Task:
Only the lines holding the string "type" are needed. Copy each one.

Dataset records on visual material:
■ ■ ■ ■ ■

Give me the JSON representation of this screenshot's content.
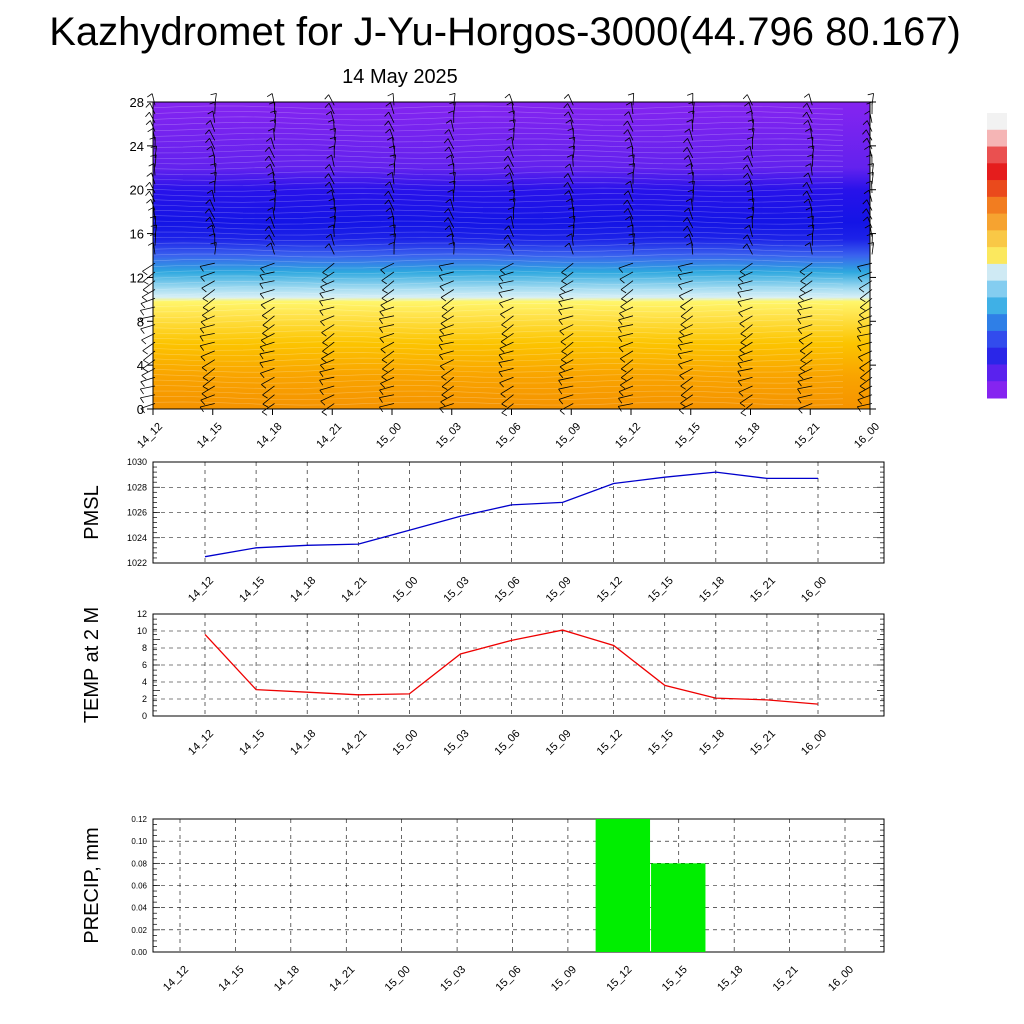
{
  "header": {
    "title": "Kazhydromet for J-Yu-Horgos-3000(44.796 80.167)",
    "date": "14 May 2025"
  },
  "time_labels": [
    "14_12",
    "14_15",
    "14_18",
    "14_21",
    "15_00",
    "15_03",
    "15_06",
    "15_09",
    "15_12",
    "15_15",
    "15_18",
    "15_21",
    "16_00"
  ],
  "chart_data": [
    {
      "type": "heatmap",
      "name": "cross-section",
      "x": [
        "14_12",
        "14_15",
        "14_18",
        "14_21",
        "15_00",
        "15_03",
        "15_06",
        "15_09",
        "15_12",
        "15_15",
        "15_18",
        "15_21",
        "16_00"
      ],
      "ylim": [
        0,
        28
      ],
      "yticks": [
        0,
        4,
        8,
        12,
        16,
        20,
        24,
        28
      ],
      "color_stops": [
        {
          "y": 0,
          "color": "#f59300"
        },
        {
          "y": 3,
          "color": "#f9a400"
        },
        {
          "y": 6,
          "color": "#fcc400"
        },
        {
          "y": 8.5,
          "color": "#ffe34a"
        },
        {
          "y": 9.8,
          "color": "#fff66a"
        },
        {
          "y": 10.2,
          "color": "#d6eff6"
        },
        {
          "y": 11,
          "color": "#a4dcf1"
        },
        {
          "y": 12.5,
          "color": "#2ea8df"
        },
        {
          "y": 14,
          "color": "#3a62ee"
        },
        {
          "y": 15.5,
          "color": "#1c22e8"
        },
        {
          "y": 17,
          "color": "#1414e6"
        },
        {
          "y": 20,
          "color": "#2812ea"
        },
        {
          "y": 22,
          "color": "#6322ee"
        },
        {
          "y": 28,
          "color": "#8524f0"
        }
      ],
      "colorbar": [
        "#f2f2f2",
        "#f5b5b5",
        "#ea5050",
        "#e51d1d",
        "#ea4a1c",
        "#f27d20",
        "#f6a330",
        "#f9c846",
        "#fbe85e",
        "#cfeaf4",
        "#84cdf0",
        "#3fb0e6",
        "#2f7fe7",
        "#324ced",
        "#2a26e8",
        "#5a22ee",
        "#8524f0"
      ],
      "wind_barbs": true
    },
    {
      "type": "line",
      "name": "PMSL",
      "ylabel": "PMSL",
      "x": [
        "14_12",
        "14_15",
        "14_18",
        "14_21",
        "15_00",
        "15_03",
        "15_06",
        "15_09",
        "15_12",
        "15_15",
        "15_18",
        "15_21",
        "16_00"
      ],
      "ylim": [
        1022,
        1030
      ],
      "yticks": [
        1022,
        1024,
        1026,
        1028,
        1030
      ],
      "series": [
        {
          "values": [
            1022.5,
            1023.2,
            1023.4,
            1023.5,
            1024.6,
            1025.7,
            1026.6,
            1026.8,
            1028.3,
            1028.8,
            1029.2,
            1028.7,
            1028.7
          ],
          "color": "#0000cc"
        }
      ]
    },
    {
      "type": "line",
      "name": "TEMP",
      "ylabel": "TEMP at 2 M",
      "x": [
        "14_12",
        "14_15",
        "14_18",
        "14_21",
        "15_00",
        "15_03",
        "15_06",
        "15_09",
        "15_12",
        "15_15",
        "15_18",
        "15_21",
        "16_00"
      ],
      "ylim": [
        0,
        12
      ],
      "yticks": [
        0,
        2,
        4,
        6,
        8,
        10,
        12
      ],
      "series": [
        {
          "values": [
            9.6,
            3.1,
            2.8,
            2.5,
            2.6,
            7.3,
            8.9,
            10.1,
            8.3,
            3.6,
            2.1,
            1.9,
            1.4
          ],
          "color": "#ee0000"
        }
      ]
    },
    {
      "type": "bar",
      "name": "PRECIP",
      "ylabel": "PRECIP, mm",
      "categories": [
        "14_12",
        "14_15",
        "14_18",
        "14_21",
        "15_00",
        "15_03",
        "15_06",
        "15_09",
        "15_12",
        "15_15",
        "15_18",
        "15_21",
        "16_00"
      ],
      "ylim": [
        0,
        0.12
      ],
      "yticks": [
        "0.00",
        "0.02",
        "0.04",
        "0.06",
        "0.08",
        "0.10",
        "0.12"
      ],
      "values": [
        0,
        0,
        0,
        0,
        0,
        0,
        0,
        0,
        0.12,
        0.08,
        0,
        0,
        0
      ],
      "color": "#00ee00"
    }
  ]
}
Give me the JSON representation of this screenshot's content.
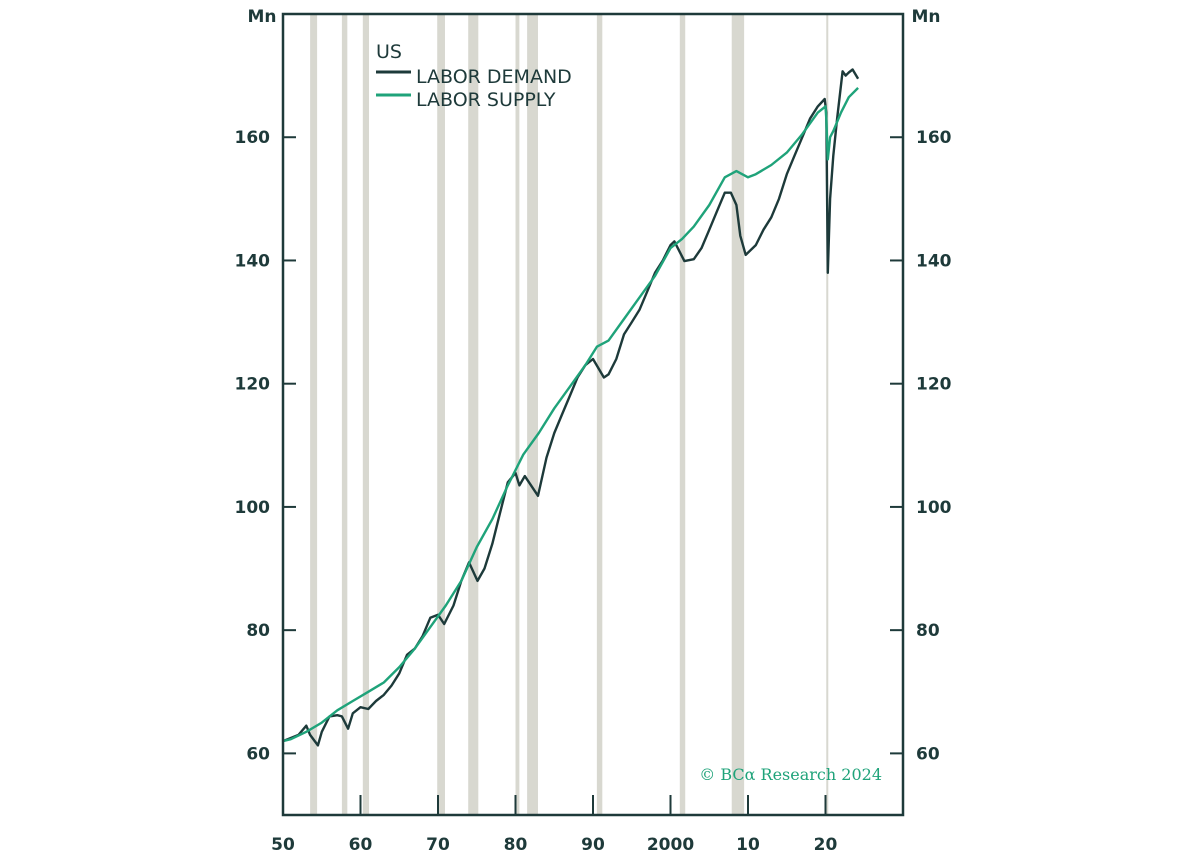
{
  "chart_data": {
    "type": "line",
    "title": "",
    "xlabel": "",
    "ylabel_left": "Mn",
    "ylabel_right": "Mn",
    "xlim": [
      1950,
      2030
    ],
    "ylim": [
      50,
      180
    ],
    "grid": false,
    "legend_title": "US",
    "legend_position": "top-left",
    "x_ticks": [
      {
        "value": 1950,
        "label": "50"
      },
      {
        "value": 1960,
        "label": "60"
      },
      {
        "value": 1970,
        "label": "70"
      },
      {
        "value": 1980,
        "label": "80"
      },
      {
        "value": 1990,
        "label": "90"
      },
      {
        "value": 2000,
        "label": "2000"
      },
      {
        "value": 2010,
        "label": "10"
      },
      {
        "value": 2020,
        "label": "20"
      }
    ],
    "y_ticks": [
      {
        "value": 60,
        "label": "60"
      },
      {
        "value": 80,
        "label": "80"
      },
      {
        "value": 100,
        "label": "100"
      },
      {
        "value": 120,
        "label": "120"
      },
      {
        "value": 140,
        "label": "140"
      },
      {
        "value": 160,
        "label": "160"
      }
    ],
    "recessions": [
      [
        1953.5,
        1954.4
      ],
      [
        1957.6,
        1958.3
      ],
      [
        1960.3,
        1961.1
      ],
      [
        1969.9,
        1970.9
      ],
      [
        1973.9,
        1975.2
      ],
      [
        1980.0,
        1980.5
      ],
      [
        1981.5,
        1982.9
      ],
      [
        1990.5,
        1991.2
      ],
      [
        2001.2,
        2001.9
      ],
      [
        2007.9,
        2009.5
      ],
      [
        2020.1,
        2020.3
      ]
    ],
    "series": [
      {
        "name": "LABOR DEMAND",
        "color": "#1d3a3a",
        "x": [
          1950,
          1951,
          1952,
          1953,
          1953.5,
          1954.5,
          1955,
          1956,
          1957,
          1957.6,
          1958.4,
          1959,
          1960,
          1961,
          1962,
          1963,
          1964,
          1965,
          1966,
          1967,
          1968,
          1969,
          1970,
          1970.8,
          1972,
          1973,
          1974,
          1975.1,
          1976,
          1977,
          1978,
          1979,
          1980,
          1980.5,
          1981.2,
          1982.9,
          1984,
          1985,
          1986,
          1987,
          1988,
          1989,
          1990,
          1991.4,
          1992,
          1993,
          1994,
          1995,
          1996,
          1997,
          1998,
          1999,
          2000,
          2000.5,
          2001.8,
          2003,
          2004,
          2005,
          2006,
          2007,
          2007.8,
          2008.5,
          2009,
          2009.7,
          2011,
          2012,
          2013,
          2014,
          2015,
          2016,
          2017,
          2018,
          2019,
          2019.9,
          2020.1,
          2020.3,
          2020.6,
          2021,
          2021.5,
          2022.2,
          2022.6,
          2023,
          2023.5,
          2024.2
        ],
        "y": [
          62,
          62.5,
          63,
          64.5,
          63,
          61.3,
          63.5,
          66,
          66.2,
          66,
          64,
          66.5,
          67.5,
          67.2,
          68.5,
          69.5,
          71,
          73,
          76,
          77,
          79,
          82,
          82.5,
          81,
          84,
          88,
          91,
          88,
          90,
          94,
          99,
          104,
          105.5,
          103.5,
          105,
          101.8,
          108,
          112,
          115,
          118,
          121,
          123,
          124,
          121,
          121.5,
          124,
          128,
          130,
          132,
          135,
          138,
          140,
          142.5,
          143.1,
          139.9,
          140.2,
          142,
          145,
          148,
          151,
          151,
          149,
          144,
          140.9,
          142.5,
          145,
          147,
          150,
          154,
          157,
          160,
          163,
          165,
          166.2,
          164,
          138,
          150,
          157,
          163,
          170.7,
          170,
          170.5,
          171,
          169.5
        ]
      },
      {
        "name": "LABOR SUPPLY",
        "color": "#1fa37a",
        "x": [
          1950,
          1951,
          1953,
          1955,
          1957,
          1959,
          1961,
          1963,
          1965,
          1967,
          1969,
          1971,
          1973,
          1975,
          1977,
          1979,
          1981,
          1983,
          1985,
          1987,
          1989,
          1990.5,
          1992,
          1994,
          1996,
          1998,
          2000,
          2001.5,
          2003,
          2005,
          2007,
          2008.5,
          2010,
          2011,
          2013,
          2015,
          2017,
          2019,
          2020,
          2020.1,
          2020.3,
          2020.6,
          2021,
          2022,
          2023,
          2024.2
        ],
        "y": [
          62,
          62.3,
          63.5,
          65,
          67,
          68.5,
          70,
          71.5,
          74,
          77,
          80.5,
          84,
          88,
          93.5,
          98,
          103.5,
          108.5,
          112,
          116,
          119.5,
          123,
          126,
          127,
          130.5,
          134,
          137.5,
          142,
          143.5,
          145.5,
          149,
          153.5,
          154.5,
          153.5,
          154,
          155.5,
          157.5,
          160.5,
          164,
          165,
          163,
          156.4,
          160,
          161,
          164,
          166.5,
          168
        ]
      }
    ]
  },
  "copyright": "© BCα Research 2024"
}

■ ■ ■ ■ ■

Written reply:
      "type": "heatmap",
      "type": "line",
      "type": "line",
      "type": "bar",
    "type": "line",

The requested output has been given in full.